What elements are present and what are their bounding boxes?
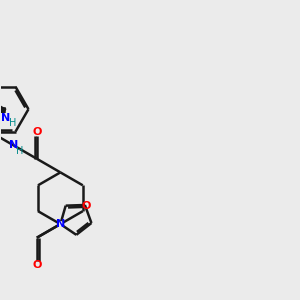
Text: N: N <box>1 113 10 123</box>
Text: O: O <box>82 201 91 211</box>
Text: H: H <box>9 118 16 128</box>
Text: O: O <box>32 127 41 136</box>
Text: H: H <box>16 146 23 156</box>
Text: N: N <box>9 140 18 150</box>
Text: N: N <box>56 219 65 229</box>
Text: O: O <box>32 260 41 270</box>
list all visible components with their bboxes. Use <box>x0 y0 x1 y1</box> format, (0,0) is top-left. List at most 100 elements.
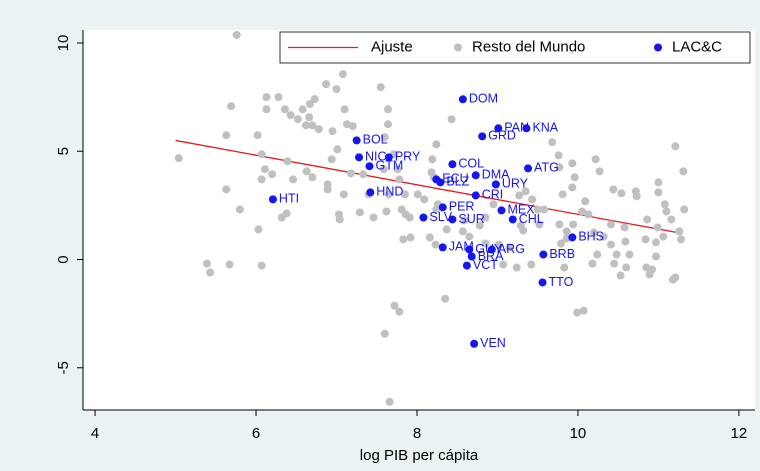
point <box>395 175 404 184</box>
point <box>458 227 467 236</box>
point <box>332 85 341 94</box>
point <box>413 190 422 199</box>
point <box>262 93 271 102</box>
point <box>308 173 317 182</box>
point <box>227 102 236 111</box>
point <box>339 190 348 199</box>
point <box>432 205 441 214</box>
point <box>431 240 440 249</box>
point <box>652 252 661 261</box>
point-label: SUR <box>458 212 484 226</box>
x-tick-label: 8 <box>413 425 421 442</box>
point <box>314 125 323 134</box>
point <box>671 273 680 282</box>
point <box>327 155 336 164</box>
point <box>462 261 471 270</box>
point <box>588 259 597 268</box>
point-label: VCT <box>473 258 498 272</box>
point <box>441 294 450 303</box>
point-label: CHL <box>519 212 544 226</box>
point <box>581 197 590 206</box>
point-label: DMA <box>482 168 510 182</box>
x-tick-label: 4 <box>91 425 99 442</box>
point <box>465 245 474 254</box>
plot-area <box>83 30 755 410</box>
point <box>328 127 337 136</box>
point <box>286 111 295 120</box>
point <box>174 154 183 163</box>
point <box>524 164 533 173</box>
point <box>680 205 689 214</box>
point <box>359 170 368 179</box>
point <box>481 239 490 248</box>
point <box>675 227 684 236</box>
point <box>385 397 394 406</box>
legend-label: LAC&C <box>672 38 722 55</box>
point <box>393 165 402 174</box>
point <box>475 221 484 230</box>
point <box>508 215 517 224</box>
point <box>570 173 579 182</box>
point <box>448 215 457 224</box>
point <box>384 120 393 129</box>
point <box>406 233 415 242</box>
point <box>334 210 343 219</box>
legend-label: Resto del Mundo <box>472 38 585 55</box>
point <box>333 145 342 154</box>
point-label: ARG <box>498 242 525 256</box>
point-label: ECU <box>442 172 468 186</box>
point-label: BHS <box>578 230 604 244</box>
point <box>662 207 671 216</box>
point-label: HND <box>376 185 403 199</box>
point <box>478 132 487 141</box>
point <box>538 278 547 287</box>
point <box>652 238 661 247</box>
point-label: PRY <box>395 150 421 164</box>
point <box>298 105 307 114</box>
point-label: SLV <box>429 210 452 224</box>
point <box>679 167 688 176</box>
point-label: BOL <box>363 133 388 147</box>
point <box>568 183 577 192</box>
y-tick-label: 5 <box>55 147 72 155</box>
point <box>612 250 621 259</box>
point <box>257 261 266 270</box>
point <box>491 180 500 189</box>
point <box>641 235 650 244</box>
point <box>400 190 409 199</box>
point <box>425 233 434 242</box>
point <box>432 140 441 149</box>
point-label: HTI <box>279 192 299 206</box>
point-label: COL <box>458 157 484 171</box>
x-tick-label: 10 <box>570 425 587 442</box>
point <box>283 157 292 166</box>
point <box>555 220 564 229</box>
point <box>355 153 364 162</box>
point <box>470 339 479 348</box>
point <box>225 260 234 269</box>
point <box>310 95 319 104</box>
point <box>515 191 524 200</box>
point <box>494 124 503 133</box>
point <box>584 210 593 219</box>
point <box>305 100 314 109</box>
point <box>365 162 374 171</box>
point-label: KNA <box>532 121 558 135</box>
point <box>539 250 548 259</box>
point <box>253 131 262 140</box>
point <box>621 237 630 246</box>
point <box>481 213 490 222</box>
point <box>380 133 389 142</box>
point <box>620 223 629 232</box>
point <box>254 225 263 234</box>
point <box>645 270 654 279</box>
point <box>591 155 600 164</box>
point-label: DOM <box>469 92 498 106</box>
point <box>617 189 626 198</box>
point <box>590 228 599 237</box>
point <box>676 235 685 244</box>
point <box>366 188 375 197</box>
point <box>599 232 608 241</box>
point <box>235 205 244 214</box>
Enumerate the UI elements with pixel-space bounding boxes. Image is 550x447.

==*==

→ **Instruction**: Please rewrite every line of the entries above as a numbered list, leaving out blank lines and the pictures.

→ **Exercise output**:
1. What elements are present and what are their bounding boxes?
2. Text: N: N <box>1 113 10 123</box>
3. Text: O: O <box>82 201 91 211</box>
4. Text: H: H <box>9 118 16 128</box>
5. Text: O: O <box>32 127 41 136</box>
6. Text: H: H <box>16 146 23 156</box>
7. Text: N: N <box>9 140 18 150</box>
8. Text: N: N <box>56 219 65 229</box>
9. Text: O: O <box>32 260 41 270</box>
10. list all visible components with their bboxes. Use <box>x0 y0 x1 y1</box> format, (0,0) is top-left. List at most 100 elements.
11. point <box>395 175 404 184</box>
12. point <box>458 227 467 236</box>
13. point <box>332 85 341 94</box>
14. point <box>413 190 422 199</box>
15. point <box>262 93 271 102</box>
16. point <box>308 173 317 182</box>
17. point <box>227 102 236 111</box>
18. point <box>339 190 348 199</box>
19. point <box>432 205 441 214</box>
20. point <box>431 240 440 249</box>
21. point <box>652 252 661 261</box>
22. point-label: SUR <box>458 212 484 226</box>
23. x-tick-label: 8 <box>413 425 421 442</box>
24. point <box>314 125 323 134</box>
25. point <box>671 273 680 282</box>
26. point <box>327 155 336 164</box>
27. point <box>462 261 471 270</box>
28. point <box>588 259 597 268</box>
29. point-label: VCT <box>473 258 498 272</box>
30. point <box>441 294 450 303</box>
31. point-label: CHL <box>519 212 544 226</box>
32. point <box>581 197 590 206</box>
33. point-label: DMA <box>482 168 510 182</box>
34. x-tick-label: 4 <box>91 425 99 442</box>
35. point <box>465 245 474 254</box>
36. plot-area <box>83 30 755 410</box>
37. point <box>328 127 337 136</box>
38. point <box>286 111 295 120</box>
39. point <box>174 154 183 163</box>
40. point <box>524 164 533 173</box>
41. point <box>680 205 689 214</box>
42. point <box>359 170 368 179</box>
43. point <box>481 239 490 248</box>
44. point <box>675 227 684 236</box>
45. point <box>385 397 394 406</box>
46. legend-label: LAC&C <box>672 38 722 55</box>
47. point <box>393 165 402 174</box>
48. point <box>475 221 484 230</box>
49. point <box>508 215 517 224</box>
50. point <box>570 173 579 182</box>
51. point <box>448 215 457 224</box>
52. point <box>384 120 393 129</box>
53. point <box>406 233 415 242</box>
54. point <box>334 210 343 219</box>
55. legend-label: Resto del Mundo <box>472 38 585 55</box>
56. point <box>333 145 342 154</box>
57. point-label: ARG <box>498 242 525 256</box>
58. point-label: ECU <box>442 172 468 186</box>
59. point-label: BHS <box>578 230 604 244</box>
60. point <box>662 207 671 216</box>
61. point-label: HND <box>376 185 403 199</box>
62. point <box>478 132 487 141</box>
63. point <box>538 278 547 287</box>
64. point <box>652 238 661 247</box>
65. point-label: PRY <box>395 150 421 164</box>
66. point <box>298 105 307 114</box>
67. point-label: SLV <box>429 210 452 224</box>
68. point <box>679 167 688 176</box>
69. point-label: BOL <box>363 133 388 147</box>
70. point <box>568 183 577 192</box>
71. y-tick-label: 5 <box>55 147 72 155</box>
72. point <box>612 250 621 259</box>
73. point <box>257 261 266 270</box>
74. point <box>491 180 500 189</box>
75. point <box>641 235 650 244</box>
76. point <box>400 190 409 199</box>
77. point <box>425 233 434 242</box>
78. point <box>432 140 441 149</box>
79. point-label: HTI <box>279 192 299 206</box>
80. point-label: COL <box>458 157 484 171</box>
81. x-tick-label: 10 <box>570 425 587 442</box>
82. point <box>283 157 292 166</box>
83. point <box>555 220 564 229</box>
84. point <box>355 153 364 162</box>
85. point <box>470 339 479 348</box>
86. point <box>225 260 234 269</box>
87. point <box>310 95 319 104</box>
88. point <box>515 191 524 200</box>
89. point <box>494 124 503 133</box>
90. point <box>584 210 593 219</box>
91. point <box>305 100 314 109</box>
92. point <box>365 162 374 171</box>
93. point-label: KNA <box>532 121 558 135</box>
94. point <box>539 250 548 259</box>
95. point <box>253 131 262 140</box>
96. point <box>621 237 630 246</box>
97. point <box>481 213 490 222</box>
98. point <box>380 133 389 142</box>
99. point <box>620 223 629 232</box>
100. point <box>254 225 263 234</box>
101. point <box>645 270 654 279</box>
102. point <box>591 155 600 164</box>
103. point-label: DOM <box>469 92 498 106</box>
104. point <box>617 189 626 198</box>
105. point <box>590 228 599 237</box>
106. point <box>676 235 685 244</box>
107. point <box>366 188 375 197</box>
108. point <box>599 232 608 241</box>
109. point <box>235 205 244 214</box>
110. Enumerate the UI elements with pixel-space bounding boxes. Image is 550x447.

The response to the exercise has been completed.